**DATA TO PROCESS:**

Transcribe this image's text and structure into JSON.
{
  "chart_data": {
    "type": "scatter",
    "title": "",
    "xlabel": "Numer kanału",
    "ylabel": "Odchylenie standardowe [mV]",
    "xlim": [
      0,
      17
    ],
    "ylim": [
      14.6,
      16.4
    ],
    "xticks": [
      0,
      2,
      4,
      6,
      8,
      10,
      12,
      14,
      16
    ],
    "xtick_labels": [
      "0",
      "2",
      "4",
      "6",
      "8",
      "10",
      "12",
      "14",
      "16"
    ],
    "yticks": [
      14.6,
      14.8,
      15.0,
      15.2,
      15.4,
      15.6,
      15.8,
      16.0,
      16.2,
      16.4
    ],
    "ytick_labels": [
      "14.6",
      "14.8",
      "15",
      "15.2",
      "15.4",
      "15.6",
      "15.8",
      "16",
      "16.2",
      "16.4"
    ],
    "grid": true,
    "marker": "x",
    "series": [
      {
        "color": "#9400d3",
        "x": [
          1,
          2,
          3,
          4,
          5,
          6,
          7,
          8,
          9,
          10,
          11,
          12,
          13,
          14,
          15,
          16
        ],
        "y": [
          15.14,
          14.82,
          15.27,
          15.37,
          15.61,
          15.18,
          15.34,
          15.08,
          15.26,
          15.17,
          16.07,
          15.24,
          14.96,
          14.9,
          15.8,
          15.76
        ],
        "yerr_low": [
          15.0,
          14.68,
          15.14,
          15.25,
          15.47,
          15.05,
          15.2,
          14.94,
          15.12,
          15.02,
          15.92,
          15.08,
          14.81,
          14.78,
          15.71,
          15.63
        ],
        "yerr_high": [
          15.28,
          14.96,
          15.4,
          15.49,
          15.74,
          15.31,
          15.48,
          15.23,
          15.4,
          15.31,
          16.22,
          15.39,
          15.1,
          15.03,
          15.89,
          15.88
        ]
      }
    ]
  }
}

**TASK BRIEF:**
Please repeat the material above, word for word and in full.

**EXERCISE RESULT:**
Transcribe this image's text and structure into JSON.
{
  "chart_data": {
    "type": "scatter",
    "title": "",
    "xlabel": "Numer kanału",
    "ylabel": "Odchylenie standardowe [mV]",
    "xlim": [
      0,
      17
    ],
    "ylim": [
      14.6,
      16.4
    ],
    "xticks": [
      0,
      2,
      4,
      6,
      8,
      10,
      12,
      14,
      16
    ],
    "xtick_labels": [
      "0",
      "2",
      "4",
      "6",
      "8",
      "10",
      "12",
      "14",
      "16"
    ],
    "yticks": [
      14.6,
      14.8,
      15.0,
      15.2,
      15.4,
      15.6,
      15.8,
      16.0,
      16.2,
      16.4
    ],
    "ytick_labels": [
      "14.6",
      "14.8",
      "15",
      "15.2",
      "15.4",
      "15.6",
      "15.8",
      "16",
      "16.2",
      "16.4"
    ],
    "grid": true,
    "marker": "x",
    "series": [
      {
        "color": "#9400d3",
        "x": [
          1,
          2,
          3,
          4,
          5,
          6,
          7,
          8,
          9,
          10,
          11,
          12,
          13,
          14,
          15,
          16
        ],
        "y": [
          15.14,
          14.82,
          15.27,
          15.37,
          15.61,
          15.18,
          15.34,
          15.08,
          15.26,
          15.17,
          16.07,
          15.24,
          14.96,
          14.9,
          15.8,
          15.76
        ],
        "yerr_low": [
          15.0,
          14.68,
          15.14,
          15.25,
          15.47,
          15.05,
          15.2,
          14.94,
          15.12,
          15.02,
          15.92,
          15.08,
          14.81,
          14.78,
          15.71,
          15.63
        ],
        "yerr_high": [
          15.28,
          14.96,
          15.4,
          15.49,
          15.74,
          15.31,
          15.48,
          15.23,
          15.4,
          15.31,
          16.22,
          15.39,
          15.1,
          15.03,
          15.89,
          15.88
        ]
      }
    ]
  }
}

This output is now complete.